# Dataset content
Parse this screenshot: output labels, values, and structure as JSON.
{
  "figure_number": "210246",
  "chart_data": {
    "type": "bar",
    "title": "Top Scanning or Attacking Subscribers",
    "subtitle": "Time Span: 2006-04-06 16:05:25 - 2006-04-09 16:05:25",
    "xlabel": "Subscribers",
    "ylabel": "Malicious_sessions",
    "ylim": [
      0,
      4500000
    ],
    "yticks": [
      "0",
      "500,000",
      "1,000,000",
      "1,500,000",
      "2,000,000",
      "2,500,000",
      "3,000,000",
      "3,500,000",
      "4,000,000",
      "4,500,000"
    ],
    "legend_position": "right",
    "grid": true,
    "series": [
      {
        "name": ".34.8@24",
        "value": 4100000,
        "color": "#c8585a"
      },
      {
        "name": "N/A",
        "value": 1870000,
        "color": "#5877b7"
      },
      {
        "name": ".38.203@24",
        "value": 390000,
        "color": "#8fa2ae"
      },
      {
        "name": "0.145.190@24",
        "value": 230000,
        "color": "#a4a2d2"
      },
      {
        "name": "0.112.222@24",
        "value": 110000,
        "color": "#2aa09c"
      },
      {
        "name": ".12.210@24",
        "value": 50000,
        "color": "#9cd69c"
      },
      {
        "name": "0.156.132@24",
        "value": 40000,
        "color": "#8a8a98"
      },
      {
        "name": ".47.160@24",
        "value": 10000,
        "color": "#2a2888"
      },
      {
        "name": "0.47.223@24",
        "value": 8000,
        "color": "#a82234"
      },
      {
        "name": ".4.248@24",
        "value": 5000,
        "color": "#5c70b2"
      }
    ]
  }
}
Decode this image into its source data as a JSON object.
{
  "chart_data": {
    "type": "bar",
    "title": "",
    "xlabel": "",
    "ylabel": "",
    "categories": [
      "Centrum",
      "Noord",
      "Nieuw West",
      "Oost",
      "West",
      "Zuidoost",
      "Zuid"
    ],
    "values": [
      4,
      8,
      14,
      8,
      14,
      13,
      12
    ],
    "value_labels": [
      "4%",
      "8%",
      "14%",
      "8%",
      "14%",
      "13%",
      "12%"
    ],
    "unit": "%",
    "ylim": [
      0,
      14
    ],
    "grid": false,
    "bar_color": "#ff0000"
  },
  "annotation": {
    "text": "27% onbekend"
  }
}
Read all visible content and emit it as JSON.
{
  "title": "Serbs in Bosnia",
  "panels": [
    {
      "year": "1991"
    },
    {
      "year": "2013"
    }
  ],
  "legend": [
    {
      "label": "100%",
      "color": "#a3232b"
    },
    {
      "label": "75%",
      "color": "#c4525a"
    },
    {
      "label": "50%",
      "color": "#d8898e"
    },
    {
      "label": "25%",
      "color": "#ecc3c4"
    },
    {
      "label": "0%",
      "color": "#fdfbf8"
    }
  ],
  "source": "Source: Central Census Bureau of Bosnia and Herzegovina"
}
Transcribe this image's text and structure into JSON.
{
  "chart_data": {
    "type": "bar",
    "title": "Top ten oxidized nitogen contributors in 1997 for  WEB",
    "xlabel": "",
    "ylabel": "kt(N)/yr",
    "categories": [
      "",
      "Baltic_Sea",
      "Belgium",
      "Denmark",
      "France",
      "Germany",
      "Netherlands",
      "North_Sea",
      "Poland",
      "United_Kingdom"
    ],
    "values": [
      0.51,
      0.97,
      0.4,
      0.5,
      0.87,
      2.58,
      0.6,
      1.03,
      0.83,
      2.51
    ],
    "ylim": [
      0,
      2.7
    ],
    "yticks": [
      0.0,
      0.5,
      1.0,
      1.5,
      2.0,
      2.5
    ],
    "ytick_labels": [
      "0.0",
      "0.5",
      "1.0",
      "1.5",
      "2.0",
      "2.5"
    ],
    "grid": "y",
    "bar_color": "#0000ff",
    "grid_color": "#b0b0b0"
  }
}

# What to work on
Each entry must be reproduced verbatim.

# Task solution
Parse this screenshot: output labels, values, and structure as JSON.
{
  "figure_number": "210246",
  "chart_data": {
    "type": "bar",
    "title": "Top Scanning or Attacking Subscribers",
    "subtitle": "Time Span: 2006-04-06 16:05:25 - 2006-04-09 16:05:25",
    "xlabel": "Subscribers",
    "ylabel": "Malicious_sessions",
    "ylim": [
      0,
      4500000
    ],
    "yticks": [
      "0",
      "500,000",
      "1,000,000",
      "1,500,000",
      "2,000,000",
      "2,500,000",
      "3,000,000",
      "3,500,000",
      "4,000,000",
      "4,500,000"
    ],
    "legend_position": "right",
    "grid": true,
    "series": [
      {
        "name": ".34.8@24",
        "value": 4100000,
        "color": "#c8585a"
      },
      {
        "name": "N/A",
        "value": 1870000,
        "color": "#5877b7"
      },
      {
        "name": ".38.203@24",
        "value": 390000,
        "color": "#8fa2ae"
      },
      {
        "name": "0.145.190@24",
        "value": 230000,
        "color": "#a4a2d2"
      },
      {
        "name": "0.112.222@24",
        "value": 110000,
        "color": "#2aa09c"
      },
      {
        "name": ".12.210@24",
        "value": 50000,
        "color": "#9cd69c"
      },
      {
        "name": "0.156.132@24",
        "value": 40000,
        "color": "#8a8a98"
      },
      {
        "name": ".47.160@24",
        "value": 10000,
        "color": "#2a2888"
      },
      {
        "name": "0.47.223@24",
        "value": 8000,
        "color": "#a82234"
      },
      {
        "name": ".4.248@24",
        "value": 5000,
        "color": "#5c70b2"
      }
    ]
  }
}
Decode this image into its source data as a JSON object.
{
  "chart_data": {
    "type": "bar",
    "title": "",
    "xlabel": "",
    "ylabel": "",
    "categories": [
      "Centrum",
      "Noord",
      "Nieuw West",
      "Oost",
      "West",
      "Zuidoost",
      "Zuid"
    ],
    "values": [
      4,
      8,
      14,
      8,
      14,
      13,
      12
    ],
    "value_labels": [
      "4%",
      "8%",
      "14%",
      "8%",
      "14%",
      "13%",
      "12%"
    ],
    "unit": "%",
    "ylim": [
      0,
      14
    ],
    "grid": false,
    "bar_color": "#ff0000"
  },
  "annotation": {
    "text": "27% onbekend"
  }
}
Read all visible content and emit it as JSON.
{
  "title": "Serbs in Bosnia",
  "panels": [
    {
      "year": "1991"
    },
    {
      "year": "2013"
    }
  ],
  "legend": [
    {
      "label": "100%",
      "color": "#a3232b"
    },
    {
      "label": "75%",
      "color": "#c4525a"
    },
    {
      "label": "50%",
      "color": "#d8898e"
    },
    {
      "label": "25%",
      "color": "#ecc3c4"
    },
    {
      "label": "0%",
      "color": "#fdfbf8"
    }
  ],
  "source": "Source: Central Census Bureau of Bosnia and Herzegovina"
}
Transcribe this image's text and structure into JSON.
{
  "chart_data": {
    "type": "bar",
    "title": "Top ten oxidized nitogen contributors in 1997 for  WEB",
    "xlabel": "",
    "ylabel": "kt(N)/yr",
    "categories": [
      "",
      "Baltic_Sea",
      "Belgium",
      "Denmark",
      "France",
      "Germany",
      "Netherlands",
      "North_Sea",
      "Poland",
      "United_Kingdom"
    ],
    "values": [
      0.51,
      0.97,
      0.4,
      0.5,
      0.87,
      2.58,
      0.6,
      1.03,
      0.83,
      2.51
    ],
    "ylim": [
      0,
      2.7
    ],
    "yticks": [
      0.0,
      0.5,
      1.0,
      1.5,
      2.0,
      2.5
    ],
    "ytick_labels": [
      "0.0",
      "0.5",
      "1.0",
      "1.5",
      "2.0",
      "2.5"
    ],
    "grid": "y",
    "bar_color": "#0000ff",
    "grid_color": "#b0b0b0"
  }
}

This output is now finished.